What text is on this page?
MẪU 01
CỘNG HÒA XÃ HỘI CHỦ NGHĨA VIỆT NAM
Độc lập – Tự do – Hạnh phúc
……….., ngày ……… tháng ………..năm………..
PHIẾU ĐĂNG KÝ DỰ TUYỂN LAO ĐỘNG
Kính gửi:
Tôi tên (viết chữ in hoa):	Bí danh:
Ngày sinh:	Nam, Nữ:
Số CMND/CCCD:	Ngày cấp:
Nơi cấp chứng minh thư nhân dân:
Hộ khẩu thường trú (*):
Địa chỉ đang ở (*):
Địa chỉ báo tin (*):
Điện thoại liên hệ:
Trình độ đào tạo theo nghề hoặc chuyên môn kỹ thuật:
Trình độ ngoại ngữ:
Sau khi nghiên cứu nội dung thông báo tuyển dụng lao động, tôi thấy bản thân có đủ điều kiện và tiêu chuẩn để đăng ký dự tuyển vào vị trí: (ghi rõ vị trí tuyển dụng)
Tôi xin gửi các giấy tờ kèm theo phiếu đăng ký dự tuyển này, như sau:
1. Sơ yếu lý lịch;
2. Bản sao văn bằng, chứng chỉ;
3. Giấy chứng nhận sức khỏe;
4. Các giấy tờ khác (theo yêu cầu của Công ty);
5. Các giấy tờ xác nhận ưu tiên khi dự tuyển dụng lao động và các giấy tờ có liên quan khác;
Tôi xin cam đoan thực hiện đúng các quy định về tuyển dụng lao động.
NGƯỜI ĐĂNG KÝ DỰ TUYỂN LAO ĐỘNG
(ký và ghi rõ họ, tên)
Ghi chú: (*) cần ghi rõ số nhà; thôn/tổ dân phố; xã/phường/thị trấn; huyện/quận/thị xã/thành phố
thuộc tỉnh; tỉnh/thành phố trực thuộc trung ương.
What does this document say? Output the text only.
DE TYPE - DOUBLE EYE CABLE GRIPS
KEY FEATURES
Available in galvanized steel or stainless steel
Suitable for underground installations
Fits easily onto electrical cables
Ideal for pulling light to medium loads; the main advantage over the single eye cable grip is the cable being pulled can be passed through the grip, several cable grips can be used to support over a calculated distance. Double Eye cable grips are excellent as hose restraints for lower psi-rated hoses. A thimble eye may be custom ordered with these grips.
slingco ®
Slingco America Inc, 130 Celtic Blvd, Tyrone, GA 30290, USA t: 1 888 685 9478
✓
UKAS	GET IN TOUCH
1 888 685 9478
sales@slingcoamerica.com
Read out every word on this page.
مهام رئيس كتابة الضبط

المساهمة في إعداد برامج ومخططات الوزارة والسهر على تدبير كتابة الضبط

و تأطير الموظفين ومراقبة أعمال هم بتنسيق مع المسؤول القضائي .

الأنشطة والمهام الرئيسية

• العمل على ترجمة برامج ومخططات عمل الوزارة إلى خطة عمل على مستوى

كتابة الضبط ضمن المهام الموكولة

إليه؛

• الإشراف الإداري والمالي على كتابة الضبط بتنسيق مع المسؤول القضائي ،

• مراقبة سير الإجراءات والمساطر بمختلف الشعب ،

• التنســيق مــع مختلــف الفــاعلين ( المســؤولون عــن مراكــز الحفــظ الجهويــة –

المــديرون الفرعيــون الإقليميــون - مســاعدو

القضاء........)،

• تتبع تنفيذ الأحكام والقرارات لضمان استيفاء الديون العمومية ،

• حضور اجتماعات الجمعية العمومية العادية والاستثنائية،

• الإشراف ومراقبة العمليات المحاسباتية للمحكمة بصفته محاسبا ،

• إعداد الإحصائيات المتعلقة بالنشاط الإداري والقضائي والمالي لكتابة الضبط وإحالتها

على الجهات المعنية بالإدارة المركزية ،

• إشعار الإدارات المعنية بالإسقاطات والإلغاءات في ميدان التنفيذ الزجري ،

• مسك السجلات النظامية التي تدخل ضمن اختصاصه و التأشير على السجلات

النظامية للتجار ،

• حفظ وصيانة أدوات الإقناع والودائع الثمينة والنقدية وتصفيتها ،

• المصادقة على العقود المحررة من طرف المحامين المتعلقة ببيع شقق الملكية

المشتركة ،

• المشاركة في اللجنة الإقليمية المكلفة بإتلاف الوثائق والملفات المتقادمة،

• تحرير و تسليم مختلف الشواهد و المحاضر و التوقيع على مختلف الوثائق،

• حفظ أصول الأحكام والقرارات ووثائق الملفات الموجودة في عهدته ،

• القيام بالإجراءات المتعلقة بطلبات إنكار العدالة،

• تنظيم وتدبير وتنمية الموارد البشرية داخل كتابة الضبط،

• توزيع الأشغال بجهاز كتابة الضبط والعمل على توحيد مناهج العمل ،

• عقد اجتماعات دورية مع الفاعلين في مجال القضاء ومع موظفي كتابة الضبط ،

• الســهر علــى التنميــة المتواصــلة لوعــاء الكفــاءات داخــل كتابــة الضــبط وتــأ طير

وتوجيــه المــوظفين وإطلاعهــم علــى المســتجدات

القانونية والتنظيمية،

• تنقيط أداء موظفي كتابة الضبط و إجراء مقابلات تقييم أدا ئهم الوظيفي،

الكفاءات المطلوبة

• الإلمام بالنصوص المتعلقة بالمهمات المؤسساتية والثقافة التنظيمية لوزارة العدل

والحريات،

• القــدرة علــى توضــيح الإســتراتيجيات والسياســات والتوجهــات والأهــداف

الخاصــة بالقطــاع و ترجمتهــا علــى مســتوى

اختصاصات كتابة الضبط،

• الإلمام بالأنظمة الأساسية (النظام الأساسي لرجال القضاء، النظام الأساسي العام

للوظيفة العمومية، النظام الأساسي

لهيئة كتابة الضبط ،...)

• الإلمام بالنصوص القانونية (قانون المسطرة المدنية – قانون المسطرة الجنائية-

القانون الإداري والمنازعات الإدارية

· · · · · · ·

**OBJECTIVE**
Give the entries once more, exactly as they appear.

**FINISHED EXERCISE**
What text is on this page?
MẪU 01
CỘNG HÒA XÃ HỘI CHỦ NGHĨA VIỆT NAM
Độc lập – Tự do – Hạnh phúc
……….., ngày ……… tháng ………..năm………..
PHIẾU ĐĂNG KÝ DỰ TUYỂN LAO ĐỘNG
Kính gửi:
Tôi tên (viết chữ in hoa):	Bí danh:
Ngày sinh:	Nam, Nữ:
Số CMND/CCCD:	Ngày cấp:
Nơi cấp chứng minh thư nhân dân:
Hộ khẩu thường trú (*):
Địa chỉ đang ở (*):
Địa chỉ báo tin (*):
Điện thoại liên hệ:
Trình độ đào tạo theo nghề hoặc chuyên môn kỹ thuật:
Trình độ ngoại ngữ:
Sau khi nghiên cứu nội dung thông báo tuyển dụng lao động, tôi thấy bản thân có đủ điều kiện và tiêu chuẩn để đăng ký dự tuyển vào vị trí: (ghi rõ vị trí tuyển dụng)
Tôi xin gửi các giấy tờ kèm theo phiếu đăng ký dự tuyển này, như sau:
1. Sơ yếu lý lịch;
2. Bản sao văn bằng, chứng chỉ;
3. Giấy chứng nhận sức khỏe;
4. Các giấy tờ khác (theo yêu cầu của Công ty);
5. Các giấy tờ xác nhận ưu tiên khi dự tuyển dụng lao động và các giấy tờ có liên quan khác;
Tôi xin cam đoan thực hiện đúng các quy định về tuyển dụng lao động.
NGƯỜI ĐĂNG KÝ DỰ TUYỂN LAO ĐỘNG
(ký và ghi rõ họ, tên)
Ghi chú: (*) cần ghi rõ số nhà; thôn/tổ dân phố; xã/phường/thị trấn; huyện/quận/thị xã/thành phố
thuộc tỉnh; tỉnh/thành phố trực thuộc trung ương.
What does this document say? Output the text only.
DE TYPE - DOUBLE EYE CABLE GRIPS
KEY FEATURES
Available in galvanized steel or stainless steel
Suitable for underground installations
Fits easily onto electrical cables
Ideal for pulling light to medium loads; the main advantage over the single eye cable grip is the cable being pulled can be passed through the grip, several cable grips can be used to support over a calculated distance. Double Eye cable grips are excellent as hose restraints for lower psi-rated hoses. A thimble eye may be custom ordered with these grips.
slingco ®
Slingco America Inc, 130 Celtic Blvd, Tyrone, GA 30290, USA t: 1 888 685 9478
✓
UKAS	GET IN TOUCH
1 888 685 9478
sales@slingcoamerica.com
Read out every word on this page.
مهام رئيس كتابة الضبط

المساهمة في إعداد برامج ومخططات الوزارة والسهر على تدبير كتابة الضبط

و تأطير الموظفين ومراقبة أعمال هم بتنسيق مع المسؤول القضائي .

الأنشطة والمهام الرئيسية

• العمل على ترجمة برامج ومخططات عمل الوزارة إلى خطة عمل على مستوى

كتابة الضبط ضمن المهام الموكولة

إليه؛

• الإشراف الإداري والمالي على كتابة الضبط بتنسيق مع المسؤول القضائي ،

• مراقبة سير الإجراءات والمساطر بمختلف الشعب ،

• التنســيق مــع مختلــف الفــاعلين ( المســؤولون عــن مراكــز الحفــظ الجهويــة –

المــديرون الفرعيــون الإقليميــون - مســاعدو

القضاء........)،

• تتبع تنفيذ الأحكام والقرارات لضمان استيفاء الديون العمومية ،

• حضور اجتماعات الجمعية العمومية العادية والاستثنائية،

• الإشراف ومراقبة العمليات المحاسباتية للمحكمة بصفته محاسبا ،

• إعداد الإحصائيات المتعلقة بالنشاط الإداري والقضائي والمالي لكتابة الضبط وإحالتها

على الجهات المعنية بالإدارة المركزية ،

• إشعار الإدارات المعنية بالإسقاطات والإلغاءات في ميدان التنفيذ الزجري ،

• مسك السجلات النظامية التي تدخل ضمن اختصاصه و التأشير على السجلات

النظامية للتجار ،

• حفظ وصيانة أدوات الإقناع والودائع الثمينة والنقدية وتصفيتها ،

• المصادقة على العقود المحررة من طرف المحامين المتعلقة ببيع شقق الملكية

المشتركة ،

• المشاركة في اللجنة الإقليمية المكلفة بإتلاف الوثائق والملفات المتقادمة،

• تحرير و تسليم مختلف الشواهد و المحاضر و التوقيع على مختلف الوثائق،

• حفظ أصول الأحكام والقرارات ووثائق الملفات الموجودة في عهدته ،

• القيام بالإجراءات المتعلقة بطلبات إنكار العدالة،

• تنظيم وتدبير وتنمية الموارد البشرية داخل كتابة الضبط،

• توزيع الأشغال بجهاز كتابة الضبط والعمل على توحيد مناهج العمل ،

• عقد اجتماعات دورية مع الفاعلين في مجال القضاء ومع موظفي كتابة الضبط ،

• الســهر علــى التنميــة المتواصــلة لوعــاء الكفــاءات داخــل كتابــة الضــبط وتــأ طير

وتوجيــه المــوظفين وإطلاعهــم علــى المســتجدات

القانونية والتنظيمية،

• تنقيط أداء موظفي كتابة الضبط و إجراء مقابلات تقييم أدا ئهم الوظيفي،

الكفاءات المطلوبة

• الإلمام بالنصوص المتعلقة بالمهمات المؤسساتية والثقافة التنظيمية لوزارة العدل

والحريات،

• القــدرة علــى توضــيح الإســتراتيجيات والسياســات والتوجهــات والأهــداف

الخاصــة بالقطــاع و ترجمتهــا علــى مســتوى

اختصاصات كتابة الضبط،

• الإلمام بالأنظمة الأساسية (النظام الأساسي لرجال القضاء، النظام الأساسي العام

للوظيفة العمومية، النظام الأساسي

لهيئة كتابة الضبط ،...)

• الإلمام بالنصوص القانونية (قانون المسطرة المدنية – قانون المسطرة الجنائية-

القانون الإداري والمنازعات الإدارية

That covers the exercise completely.